> _EXCERPT_
PD-L1 testing variability may depend on several factors, such as interpathologist variability or the use of different IHC assays. Studies conducted to standardize PD-L1 testing in the clinical setting demonstrated concordant results using the 22C3, SP263, and 28-8 anti-PD-L1 antibodies in BC [73] and other tumors [74]; however, the SP142 assay seems to underestimate high PD-L1 positivity in approximately 20% of the tumors. In the same way, PD-L1 positivity can also be defined by different scoring systems: the percent tumor area covered by PD-L1-positive immune cells (IC score), assessed in atezolizumab trials, or the ratio of PD-L1-positive cells out of the total number of tumor cells (combined positive score), approved for pembrolizumab.
Tumor Mutational Burden
The presence of tumor antigenic epitopes, sprung from mutations in tumor cells, induces T-cell immune responses. BC is characterized by lower mutational loads than other tumors, but it varies among BC subtypes, with the highest average TMB for TNBC, followed by HER2+, and the lowest average for ER+. TMB-Hi tumors with a favorable immune-infiltrate disposition have been associated with a prolonged survival trend, but the statistical significance has not been achieved [75]. Further studies are needed to contrast this outcome.
Immune Gene Expression Signature
Several immune-related gene expression signatures have been described to typify the tumor immunogenicity in different cancer types, including TNBC (Table 3) [76-80]. In TNBC, a 4-gene signature including HLF, CXCL13, SULT1E1, and GBP1 showed correlation with the presence of high TILs after NACT and increased distant relapse-free survival in a multivariate analysis (HR 0.29, 95% CI 0.13–0.67) [80]. Another 7-gene module including C1QA, IGLC2, LY9, TNFRSF17, SPP1, XCL2, and HLA-F showed immune response pathway activation and better prognosis in an ER-negative BC cohort [76]. Although available data strongly suggest that immune gene signature will be a useful approach for defining the immune characteristics of tumors, future research should be conducted to define a unified gene expression profile that can be implemented in clinical practice.
Conclusion
This review highlights the inherent problem related with the TNBC definition, as it does not reflect the complexity of this disease including intrinsic molecular and immunological heterogeneity, and a huge variety of clinical phenotypes. In the near future, a better comprehensive subclassification of TNBC incorporating new and complete panels of biomarkers and immune-molecular signatures should be considered for the design of future clinical trials in early and advanced TNBC.
Acknowledgment
We would like to thank Breast Care and Dr. Saura for the opportunity to perform this review focused on TNBC.
Disclosure Statement
Dr. Ciruelos reports personal fees from Roche, Lilly, Novartis, and Pfizer. The other authors have no conflicts of interest to declare.
Funding Sources
The author(s) received no specific funding for this work.
Author Contributions
All authors contributed equally to this manuscript.

[Records taken from a collection]
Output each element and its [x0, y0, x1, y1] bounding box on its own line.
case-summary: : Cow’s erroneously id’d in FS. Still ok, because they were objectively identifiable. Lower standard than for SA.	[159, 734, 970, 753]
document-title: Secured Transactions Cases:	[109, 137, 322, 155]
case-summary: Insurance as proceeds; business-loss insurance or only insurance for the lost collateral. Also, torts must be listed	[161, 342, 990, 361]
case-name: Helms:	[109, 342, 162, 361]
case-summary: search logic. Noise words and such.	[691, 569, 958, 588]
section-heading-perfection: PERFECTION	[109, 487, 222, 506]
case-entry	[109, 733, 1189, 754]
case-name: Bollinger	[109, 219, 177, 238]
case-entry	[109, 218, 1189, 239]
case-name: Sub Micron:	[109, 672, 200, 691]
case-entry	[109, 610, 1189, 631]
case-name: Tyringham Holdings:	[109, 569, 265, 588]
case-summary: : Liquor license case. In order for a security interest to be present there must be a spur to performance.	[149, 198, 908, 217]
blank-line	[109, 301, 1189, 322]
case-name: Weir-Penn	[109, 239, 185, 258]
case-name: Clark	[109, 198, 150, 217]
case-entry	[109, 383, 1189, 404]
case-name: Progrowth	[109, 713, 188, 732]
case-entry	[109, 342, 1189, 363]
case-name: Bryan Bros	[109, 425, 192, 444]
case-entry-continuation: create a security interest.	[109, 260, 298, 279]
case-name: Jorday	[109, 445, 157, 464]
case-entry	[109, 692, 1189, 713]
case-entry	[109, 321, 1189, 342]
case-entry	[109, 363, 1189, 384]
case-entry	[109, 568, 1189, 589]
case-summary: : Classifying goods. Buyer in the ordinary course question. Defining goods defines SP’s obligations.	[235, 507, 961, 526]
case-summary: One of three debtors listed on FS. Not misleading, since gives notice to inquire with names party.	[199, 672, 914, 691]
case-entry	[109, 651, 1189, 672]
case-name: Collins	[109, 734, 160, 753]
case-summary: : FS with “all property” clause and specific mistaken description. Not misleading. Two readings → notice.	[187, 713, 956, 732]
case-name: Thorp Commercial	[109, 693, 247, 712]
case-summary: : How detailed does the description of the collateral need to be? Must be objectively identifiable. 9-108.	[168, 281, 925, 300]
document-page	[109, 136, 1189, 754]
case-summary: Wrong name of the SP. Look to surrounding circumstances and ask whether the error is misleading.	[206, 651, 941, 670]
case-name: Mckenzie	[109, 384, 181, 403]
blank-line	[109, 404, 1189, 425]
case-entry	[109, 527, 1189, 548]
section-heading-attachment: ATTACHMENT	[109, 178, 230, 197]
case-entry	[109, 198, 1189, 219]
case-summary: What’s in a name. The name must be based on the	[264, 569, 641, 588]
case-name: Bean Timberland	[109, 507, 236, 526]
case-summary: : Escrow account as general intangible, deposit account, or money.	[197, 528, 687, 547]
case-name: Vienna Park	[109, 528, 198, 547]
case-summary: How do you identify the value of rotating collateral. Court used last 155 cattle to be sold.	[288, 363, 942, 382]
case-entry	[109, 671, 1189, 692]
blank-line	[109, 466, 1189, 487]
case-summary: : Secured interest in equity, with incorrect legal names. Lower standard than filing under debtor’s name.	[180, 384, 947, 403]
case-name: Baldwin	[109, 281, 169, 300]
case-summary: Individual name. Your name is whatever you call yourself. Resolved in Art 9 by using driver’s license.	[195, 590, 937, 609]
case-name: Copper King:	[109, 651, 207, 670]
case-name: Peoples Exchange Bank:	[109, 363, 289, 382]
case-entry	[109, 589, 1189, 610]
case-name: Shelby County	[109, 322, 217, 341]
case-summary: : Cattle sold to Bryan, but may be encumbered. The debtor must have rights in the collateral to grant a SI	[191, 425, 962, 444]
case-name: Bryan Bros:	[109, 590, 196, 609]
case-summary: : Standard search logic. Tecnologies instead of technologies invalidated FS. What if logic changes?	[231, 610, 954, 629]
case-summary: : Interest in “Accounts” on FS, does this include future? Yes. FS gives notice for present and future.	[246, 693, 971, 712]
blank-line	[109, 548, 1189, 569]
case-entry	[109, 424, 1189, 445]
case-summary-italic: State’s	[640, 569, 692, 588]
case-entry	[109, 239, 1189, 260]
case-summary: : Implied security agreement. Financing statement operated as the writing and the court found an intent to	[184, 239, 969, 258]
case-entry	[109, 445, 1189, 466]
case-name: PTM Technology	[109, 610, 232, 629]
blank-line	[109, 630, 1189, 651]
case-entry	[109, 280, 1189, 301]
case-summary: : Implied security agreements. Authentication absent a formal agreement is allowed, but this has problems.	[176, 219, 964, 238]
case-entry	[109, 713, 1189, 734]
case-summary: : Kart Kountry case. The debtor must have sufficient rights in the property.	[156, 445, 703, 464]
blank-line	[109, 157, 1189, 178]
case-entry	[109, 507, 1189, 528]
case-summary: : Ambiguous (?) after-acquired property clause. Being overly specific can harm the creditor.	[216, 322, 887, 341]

> _BRIEF_
Repeat the excerpt, beginning at the words "Tumor Mutational Burden" and stopping after "contrast this outcome.", and substitute "longer" for "prolonged".

> _RESULT OF THE EXERCISE_
Tumor Mutational Burden
The presence of tumor antigenic epitopes, sprung from mutations in tumor cells, induces T-cell immune responses. BC is characterized by lower mutational loads than other tumors, but it varies among BC subtypes, with the highest average TMB for TNBC, followed by HER2+, and the lowest average for ER+. TMB-Hi tumors with a favorable immune-infiltrate disposition have been associated with a longer survival trend, but the statistical significance has not been achieved [75]. Further studies are needed to contrast this outcome.